Extract every line that includes the string "this".

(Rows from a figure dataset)
──────
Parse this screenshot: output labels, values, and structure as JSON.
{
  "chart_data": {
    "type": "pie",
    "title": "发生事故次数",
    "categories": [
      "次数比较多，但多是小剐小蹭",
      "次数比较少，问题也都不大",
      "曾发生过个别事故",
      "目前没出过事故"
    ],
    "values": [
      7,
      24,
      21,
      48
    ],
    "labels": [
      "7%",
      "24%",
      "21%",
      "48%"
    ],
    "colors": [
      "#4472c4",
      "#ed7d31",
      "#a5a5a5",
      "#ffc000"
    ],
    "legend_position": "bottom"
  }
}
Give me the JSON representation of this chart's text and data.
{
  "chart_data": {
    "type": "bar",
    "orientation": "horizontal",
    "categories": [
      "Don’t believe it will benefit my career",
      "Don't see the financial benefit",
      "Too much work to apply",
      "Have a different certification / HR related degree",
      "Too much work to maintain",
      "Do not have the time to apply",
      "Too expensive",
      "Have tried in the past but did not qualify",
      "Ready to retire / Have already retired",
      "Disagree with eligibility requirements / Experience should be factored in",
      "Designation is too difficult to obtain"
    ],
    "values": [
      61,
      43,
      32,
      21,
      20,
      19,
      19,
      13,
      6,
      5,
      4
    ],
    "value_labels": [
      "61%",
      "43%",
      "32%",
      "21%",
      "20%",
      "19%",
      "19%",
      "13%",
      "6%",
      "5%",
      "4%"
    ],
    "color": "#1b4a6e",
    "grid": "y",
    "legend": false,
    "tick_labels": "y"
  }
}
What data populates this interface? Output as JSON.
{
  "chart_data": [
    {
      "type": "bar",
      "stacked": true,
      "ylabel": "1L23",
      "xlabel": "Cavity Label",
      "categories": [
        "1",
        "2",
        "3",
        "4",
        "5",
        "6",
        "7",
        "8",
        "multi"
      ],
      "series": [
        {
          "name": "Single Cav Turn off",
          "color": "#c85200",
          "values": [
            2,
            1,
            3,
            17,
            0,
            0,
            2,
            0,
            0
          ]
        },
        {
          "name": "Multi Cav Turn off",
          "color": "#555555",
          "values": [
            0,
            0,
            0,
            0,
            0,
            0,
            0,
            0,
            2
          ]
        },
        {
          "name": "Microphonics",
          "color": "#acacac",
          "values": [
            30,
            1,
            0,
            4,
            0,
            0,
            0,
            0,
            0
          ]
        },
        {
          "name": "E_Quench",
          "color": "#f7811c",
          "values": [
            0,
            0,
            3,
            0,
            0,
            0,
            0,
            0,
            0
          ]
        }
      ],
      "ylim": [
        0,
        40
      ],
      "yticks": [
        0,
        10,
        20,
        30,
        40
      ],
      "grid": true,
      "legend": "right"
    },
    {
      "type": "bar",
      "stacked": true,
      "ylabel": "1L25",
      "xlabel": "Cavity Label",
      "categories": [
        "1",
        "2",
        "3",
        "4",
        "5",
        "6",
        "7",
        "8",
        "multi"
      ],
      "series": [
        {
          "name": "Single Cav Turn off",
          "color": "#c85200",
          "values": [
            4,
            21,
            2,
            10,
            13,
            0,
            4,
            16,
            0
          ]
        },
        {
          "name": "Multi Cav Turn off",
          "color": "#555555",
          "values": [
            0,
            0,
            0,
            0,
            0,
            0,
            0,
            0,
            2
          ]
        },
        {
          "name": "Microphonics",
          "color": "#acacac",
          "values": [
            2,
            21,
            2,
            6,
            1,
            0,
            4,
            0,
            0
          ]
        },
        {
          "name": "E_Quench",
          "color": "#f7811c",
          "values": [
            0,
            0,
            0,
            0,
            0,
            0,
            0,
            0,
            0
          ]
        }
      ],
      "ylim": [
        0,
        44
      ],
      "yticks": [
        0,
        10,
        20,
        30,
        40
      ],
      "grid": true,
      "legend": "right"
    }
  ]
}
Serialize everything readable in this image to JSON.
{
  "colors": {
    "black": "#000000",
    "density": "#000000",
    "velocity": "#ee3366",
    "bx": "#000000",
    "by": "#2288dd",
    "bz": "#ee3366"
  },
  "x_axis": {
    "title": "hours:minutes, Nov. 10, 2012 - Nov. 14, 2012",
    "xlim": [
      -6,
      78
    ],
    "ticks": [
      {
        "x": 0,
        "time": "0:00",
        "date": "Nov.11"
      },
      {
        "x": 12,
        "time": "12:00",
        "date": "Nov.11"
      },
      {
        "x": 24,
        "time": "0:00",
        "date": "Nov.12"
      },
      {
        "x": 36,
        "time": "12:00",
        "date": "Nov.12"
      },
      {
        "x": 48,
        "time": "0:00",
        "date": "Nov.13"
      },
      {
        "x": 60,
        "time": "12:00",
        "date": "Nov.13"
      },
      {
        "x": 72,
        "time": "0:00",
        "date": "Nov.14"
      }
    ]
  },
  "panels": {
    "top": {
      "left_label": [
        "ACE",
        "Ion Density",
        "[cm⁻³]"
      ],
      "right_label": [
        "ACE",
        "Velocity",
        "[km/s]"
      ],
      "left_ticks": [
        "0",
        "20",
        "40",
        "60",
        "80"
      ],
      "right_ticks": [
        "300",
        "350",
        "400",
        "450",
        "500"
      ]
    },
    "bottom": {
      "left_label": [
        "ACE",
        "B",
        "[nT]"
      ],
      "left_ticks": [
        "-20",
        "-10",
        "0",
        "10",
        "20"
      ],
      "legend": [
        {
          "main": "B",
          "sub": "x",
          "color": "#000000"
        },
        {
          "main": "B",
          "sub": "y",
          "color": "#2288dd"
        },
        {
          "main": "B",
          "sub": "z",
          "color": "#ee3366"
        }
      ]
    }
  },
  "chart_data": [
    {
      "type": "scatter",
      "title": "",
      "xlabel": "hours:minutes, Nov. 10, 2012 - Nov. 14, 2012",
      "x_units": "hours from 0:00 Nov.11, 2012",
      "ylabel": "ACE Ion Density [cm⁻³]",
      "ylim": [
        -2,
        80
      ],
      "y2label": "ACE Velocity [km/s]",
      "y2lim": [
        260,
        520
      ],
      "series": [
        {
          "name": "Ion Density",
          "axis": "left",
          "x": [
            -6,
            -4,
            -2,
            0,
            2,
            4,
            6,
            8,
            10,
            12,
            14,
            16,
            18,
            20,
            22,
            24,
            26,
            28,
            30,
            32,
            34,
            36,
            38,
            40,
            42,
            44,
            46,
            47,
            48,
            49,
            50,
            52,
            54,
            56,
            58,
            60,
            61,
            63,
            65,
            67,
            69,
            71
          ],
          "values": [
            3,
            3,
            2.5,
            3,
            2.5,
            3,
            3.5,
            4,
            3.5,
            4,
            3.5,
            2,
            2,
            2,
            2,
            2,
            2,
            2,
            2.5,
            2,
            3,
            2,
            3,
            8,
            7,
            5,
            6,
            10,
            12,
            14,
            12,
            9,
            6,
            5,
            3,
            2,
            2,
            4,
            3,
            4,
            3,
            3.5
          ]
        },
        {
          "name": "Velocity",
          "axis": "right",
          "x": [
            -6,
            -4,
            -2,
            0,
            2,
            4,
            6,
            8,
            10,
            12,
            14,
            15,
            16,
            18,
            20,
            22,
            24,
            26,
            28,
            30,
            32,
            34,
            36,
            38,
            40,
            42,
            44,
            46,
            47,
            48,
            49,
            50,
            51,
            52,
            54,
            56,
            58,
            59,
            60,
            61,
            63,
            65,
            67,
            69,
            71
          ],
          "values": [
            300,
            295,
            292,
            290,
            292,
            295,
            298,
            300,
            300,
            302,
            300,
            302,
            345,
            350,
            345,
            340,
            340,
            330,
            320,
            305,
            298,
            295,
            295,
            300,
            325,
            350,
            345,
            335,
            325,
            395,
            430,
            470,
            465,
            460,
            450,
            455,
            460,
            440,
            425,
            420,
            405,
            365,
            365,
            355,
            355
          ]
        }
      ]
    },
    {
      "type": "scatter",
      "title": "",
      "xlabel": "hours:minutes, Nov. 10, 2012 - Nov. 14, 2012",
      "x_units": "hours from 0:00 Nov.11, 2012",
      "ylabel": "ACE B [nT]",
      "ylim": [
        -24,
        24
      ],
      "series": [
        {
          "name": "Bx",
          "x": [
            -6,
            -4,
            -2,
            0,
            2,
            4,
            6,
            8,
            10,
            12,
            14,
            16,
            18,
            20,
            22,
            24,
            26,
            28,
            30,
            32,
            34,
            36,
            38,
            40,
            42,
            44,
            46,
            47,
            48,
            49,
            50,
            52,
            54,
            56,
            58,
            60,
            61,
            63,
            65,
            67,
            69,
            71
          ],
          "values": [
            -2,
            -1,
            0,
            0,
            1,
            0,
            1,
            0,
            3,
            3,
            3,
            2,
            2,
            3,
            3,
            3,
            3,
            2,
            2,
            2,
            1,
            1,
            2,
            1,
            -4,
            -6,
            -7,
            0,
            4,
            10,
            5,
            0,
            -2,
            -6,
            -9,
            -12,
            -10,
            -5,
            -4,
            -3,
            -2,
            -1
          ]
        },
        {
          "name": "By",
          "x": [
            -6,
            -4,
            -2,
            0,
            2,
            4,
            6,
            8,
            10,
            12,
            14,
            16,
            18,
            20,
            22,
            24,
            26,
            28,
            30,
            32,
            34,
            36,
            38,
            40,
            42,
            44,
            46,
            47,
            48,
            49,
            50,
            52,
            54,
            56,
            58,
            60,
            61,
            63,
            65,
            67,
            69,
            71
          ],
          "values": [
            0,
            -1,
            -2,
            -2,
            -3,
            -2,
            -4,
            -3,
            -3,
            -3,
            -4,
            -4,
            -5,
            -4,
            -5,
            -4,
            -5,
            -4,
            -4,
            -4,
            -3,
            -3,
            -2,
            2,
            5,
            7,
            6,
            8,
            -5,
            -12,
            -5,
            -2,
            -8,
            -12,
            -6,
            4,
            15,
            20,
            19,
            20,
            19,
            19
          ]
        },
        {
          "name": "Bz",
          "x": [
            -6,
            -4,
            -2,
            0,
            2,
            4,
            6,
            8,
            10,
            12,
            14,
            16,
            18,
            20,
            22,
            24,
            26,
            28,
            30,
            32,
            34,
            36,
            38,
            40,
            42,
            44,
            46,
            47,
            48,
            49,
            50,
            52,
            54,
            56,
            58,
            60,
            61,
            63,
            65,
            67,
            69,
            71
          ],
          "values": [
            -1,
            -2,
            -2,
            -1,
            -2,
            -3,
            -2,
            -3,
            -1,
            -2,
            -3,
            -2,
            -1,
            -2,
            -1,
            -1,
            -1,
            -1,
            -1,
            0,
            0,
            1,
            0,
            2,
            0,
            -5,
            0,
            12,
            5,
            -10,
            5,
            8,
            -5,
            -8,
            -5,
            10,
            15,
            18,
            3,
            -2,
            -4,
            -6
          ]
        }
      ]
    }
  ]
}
──────
## Reply
Parse this screenshot: output labels, values, and structure as JSON.
Give me the JSON representation of this chart's text and data.
What data populates this interface? Output as JSON.
Serialize everything readable in this image to JSON.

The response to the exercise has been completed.